■ **Work required**
What lines in the material hold the string "image"? Return every one of them.

■ **Supplied records**
_ _ _ _ _ _ _

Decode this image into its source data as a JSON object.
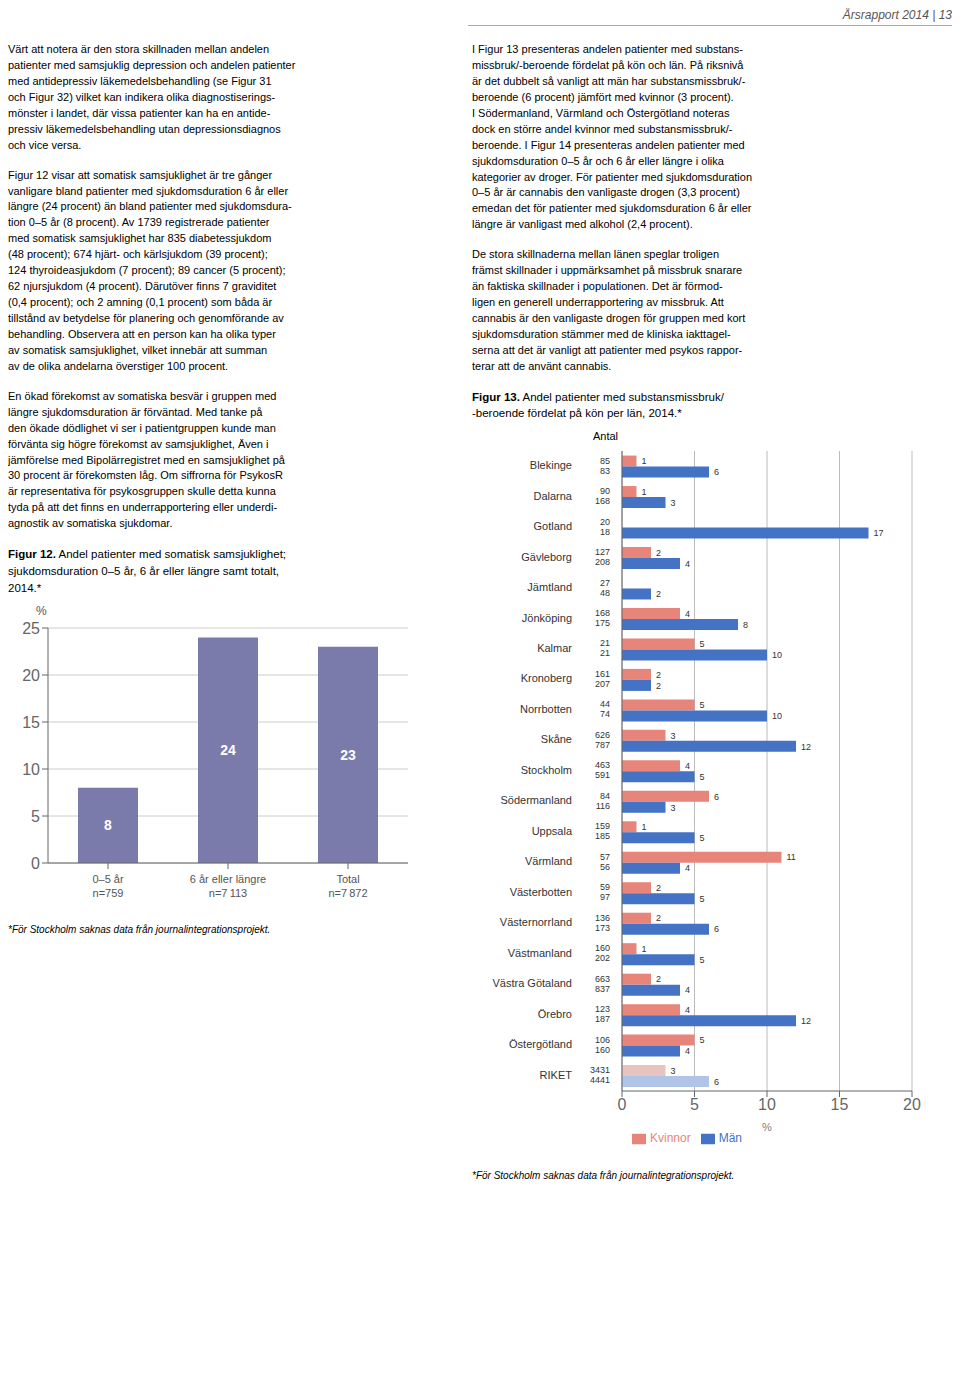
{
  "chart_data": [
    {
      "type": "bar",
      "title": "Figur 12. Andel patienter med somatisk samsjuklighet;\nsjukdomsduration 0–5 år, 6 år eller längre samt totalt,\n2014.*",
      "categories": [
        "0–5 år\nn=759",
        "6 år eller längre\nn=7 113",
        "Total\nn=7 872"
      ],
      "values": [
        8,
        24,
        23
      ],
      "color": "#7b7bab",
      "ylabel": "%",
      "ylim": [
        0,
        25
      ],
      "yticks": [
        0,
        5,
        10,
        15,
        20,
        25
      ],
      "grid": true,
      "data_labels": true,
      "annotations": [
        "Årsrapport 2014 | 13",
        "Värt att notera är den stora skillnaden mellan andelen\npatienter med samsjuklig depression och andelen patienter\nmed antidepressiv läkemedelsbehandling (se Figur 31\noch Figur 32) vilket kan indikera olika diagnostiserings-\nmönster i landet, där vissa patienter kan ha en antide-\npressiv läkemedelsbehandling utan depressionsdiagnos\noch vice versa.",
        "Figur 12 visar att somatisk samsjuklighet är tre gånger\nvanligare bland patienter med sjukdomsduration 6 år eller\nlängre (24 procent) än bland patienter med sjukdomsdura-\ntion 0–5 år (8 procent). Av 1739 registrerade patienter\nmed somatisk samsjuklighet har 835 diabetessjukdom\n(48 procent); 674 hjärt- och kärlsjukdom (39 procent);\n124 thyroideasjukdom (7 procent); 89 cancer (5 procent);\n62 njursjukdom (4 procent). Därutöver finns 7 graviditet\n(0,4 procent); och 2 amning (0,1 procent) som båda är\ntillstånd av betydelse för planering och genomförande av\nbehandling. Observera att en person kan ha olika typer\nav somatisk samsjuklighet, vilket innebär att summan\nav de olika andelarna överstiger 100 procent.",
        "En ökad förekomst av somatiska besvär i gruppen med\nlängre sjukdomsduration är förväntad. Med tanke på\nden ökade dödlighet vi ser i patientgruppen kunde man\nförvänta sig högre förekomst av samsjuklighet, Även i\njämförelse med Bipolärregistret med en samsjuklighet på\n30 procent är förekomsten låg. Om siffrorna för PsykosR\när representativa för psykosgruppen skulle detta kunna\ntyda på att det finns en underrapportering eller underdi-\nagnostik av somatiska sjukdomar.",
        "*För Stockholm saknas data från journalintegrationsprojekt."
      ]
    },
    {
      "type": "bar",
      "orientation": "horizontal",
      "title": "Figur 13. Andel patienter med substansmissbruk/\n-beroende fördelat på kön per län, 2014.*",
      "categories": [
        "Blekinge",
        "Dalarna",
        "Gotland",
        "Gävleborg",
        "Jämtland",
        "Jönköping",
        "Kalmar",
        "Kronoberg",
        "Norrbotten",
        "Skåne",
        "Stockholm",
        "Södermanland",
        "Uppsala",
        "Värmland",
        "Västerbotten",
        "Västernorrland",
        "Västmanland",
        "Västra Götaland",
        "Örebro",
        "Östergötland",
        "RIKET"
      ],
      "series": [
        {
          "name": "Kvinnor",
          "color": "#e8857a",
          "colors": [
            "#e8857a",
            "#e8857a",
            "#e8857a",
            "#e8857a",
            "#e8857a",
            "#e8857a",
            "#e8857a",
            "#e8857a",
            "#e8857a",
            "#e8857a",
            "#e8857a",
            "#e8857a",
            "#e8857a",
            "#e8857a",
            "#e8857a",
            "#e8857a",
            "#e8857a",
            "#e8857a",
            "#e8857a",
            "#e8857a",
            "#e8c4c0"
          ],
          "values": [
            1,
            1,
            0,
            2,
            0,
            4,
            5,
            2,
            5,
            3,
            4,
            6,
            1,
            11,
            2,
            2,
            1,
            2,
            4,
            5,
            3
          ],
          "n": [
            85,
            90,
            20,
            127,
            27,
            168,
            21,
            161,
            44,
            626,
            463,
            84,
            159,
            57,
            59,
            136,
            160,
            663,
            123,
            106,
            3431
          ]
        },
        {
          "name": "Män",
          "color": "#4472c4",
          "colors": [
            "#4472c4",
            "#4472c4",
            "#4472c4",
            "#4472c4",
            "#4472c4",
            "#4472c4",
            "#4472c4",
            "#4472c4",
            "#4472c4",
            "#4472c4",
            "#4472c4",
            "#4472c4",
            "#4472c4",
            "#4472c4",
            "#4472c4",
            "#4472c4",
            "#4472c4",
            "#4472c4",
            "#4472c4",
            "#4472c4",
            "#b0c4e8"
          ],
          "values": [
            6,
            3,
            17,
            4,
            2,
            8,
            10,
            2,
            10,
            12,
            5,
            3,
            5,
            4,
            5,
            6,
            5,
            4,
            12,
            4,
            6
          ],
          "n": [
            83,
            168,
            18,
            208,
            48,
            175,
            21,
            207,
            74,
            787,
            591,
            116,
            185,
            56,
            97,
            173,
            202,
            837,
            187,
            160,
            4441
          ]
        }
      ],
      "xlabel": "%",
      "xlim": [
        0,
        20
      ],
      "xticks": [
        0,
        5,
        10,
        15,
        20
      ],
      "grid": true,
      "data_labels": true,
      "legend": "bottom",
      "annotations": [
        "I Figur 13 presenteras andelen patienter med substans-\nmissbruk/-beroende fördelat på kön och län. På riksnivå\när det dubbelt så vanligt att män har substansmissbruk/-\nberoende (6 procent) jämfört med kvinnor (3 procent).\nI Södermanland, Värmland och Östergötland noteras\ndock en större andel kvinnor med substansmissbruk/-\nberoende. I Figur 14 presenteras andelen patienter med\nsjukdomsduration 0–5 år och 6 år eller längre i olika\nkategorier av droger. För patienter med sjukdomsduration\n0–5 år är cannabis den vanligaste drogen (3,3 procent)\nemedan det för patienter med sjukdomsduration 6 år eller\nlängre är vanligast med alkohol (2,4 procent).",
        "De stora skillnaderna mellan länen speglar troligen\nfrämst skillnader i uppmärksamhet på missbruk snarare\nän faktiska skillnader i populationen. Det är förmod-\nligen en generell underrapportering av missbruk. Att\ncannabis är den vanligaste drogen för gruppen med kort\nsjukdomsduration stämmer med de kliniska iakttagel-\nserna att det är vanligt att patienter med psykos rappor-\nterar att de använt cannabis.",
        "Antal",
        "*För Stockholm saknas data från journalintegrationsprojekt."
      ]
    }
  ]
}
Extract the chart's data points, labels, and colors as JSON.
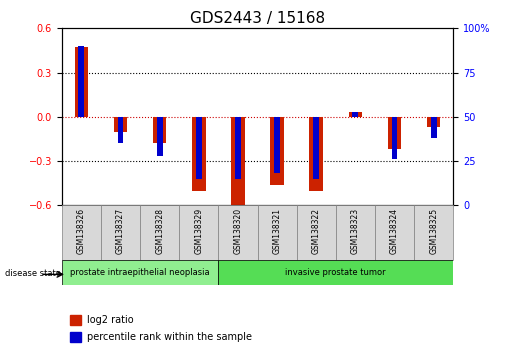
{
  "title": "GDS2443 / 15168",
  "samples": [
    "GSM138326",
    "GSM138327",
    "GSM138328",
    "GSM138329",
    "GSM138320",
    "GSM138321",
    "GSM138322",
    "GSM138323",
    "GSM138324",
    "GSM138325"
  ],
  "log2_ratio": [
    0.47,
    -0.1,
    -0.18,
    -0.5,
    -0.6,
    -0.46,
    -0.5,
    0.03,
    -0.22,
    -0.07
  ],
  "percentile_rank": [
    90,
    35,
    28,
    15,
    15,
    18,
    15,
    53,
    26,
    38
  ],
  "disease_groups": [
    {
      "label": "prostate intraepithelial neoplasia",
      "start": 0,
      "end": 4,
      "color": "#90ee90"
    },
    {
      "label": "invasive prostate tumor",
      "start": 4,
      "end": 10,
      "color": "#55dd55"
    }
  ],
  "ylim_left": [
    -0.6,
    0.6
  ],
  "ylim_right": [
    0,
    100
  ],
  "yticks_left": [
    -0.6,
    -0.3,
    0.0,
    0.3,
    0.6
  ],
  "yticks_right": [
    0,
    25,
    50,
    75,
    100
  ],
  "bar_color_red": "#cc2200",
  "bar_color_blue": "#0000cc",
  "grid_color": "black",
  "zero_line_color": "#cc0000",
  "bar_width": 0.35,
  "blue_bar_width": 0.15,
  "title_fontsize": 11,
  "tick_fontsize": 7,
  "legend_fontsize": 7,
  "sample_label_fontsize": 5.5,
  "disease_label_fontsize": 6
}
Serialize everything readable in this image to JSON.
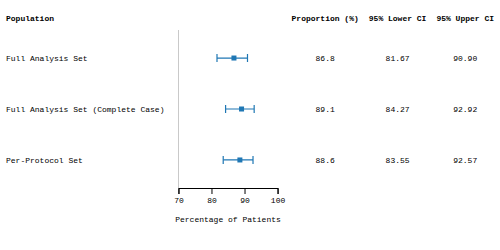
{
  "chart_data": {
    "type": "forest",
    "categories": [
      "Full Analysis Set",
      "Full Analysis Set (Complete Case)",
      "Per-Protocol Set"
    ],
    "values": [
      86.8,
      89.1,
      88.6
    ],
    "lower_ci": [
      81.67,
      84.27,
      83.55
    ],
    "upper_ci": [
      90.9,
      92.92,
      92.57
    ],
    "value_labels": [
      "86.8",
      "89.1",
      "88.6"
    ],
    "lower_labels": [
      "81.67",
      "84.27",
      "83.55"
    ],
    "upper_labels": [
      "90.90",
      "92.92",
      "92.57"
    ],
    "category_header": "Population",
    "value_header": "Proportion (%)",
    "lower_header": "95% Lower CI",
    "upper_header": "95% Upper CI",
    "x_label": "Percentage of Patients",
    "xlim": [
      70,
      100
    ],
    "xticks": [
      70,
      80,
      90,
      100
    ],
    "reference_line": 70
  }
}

_ _ _ _ _ _ _

■ **Answer for the task**
Decode this image into its source data as a JSON object.
Serialize everything readable in this image to JSON.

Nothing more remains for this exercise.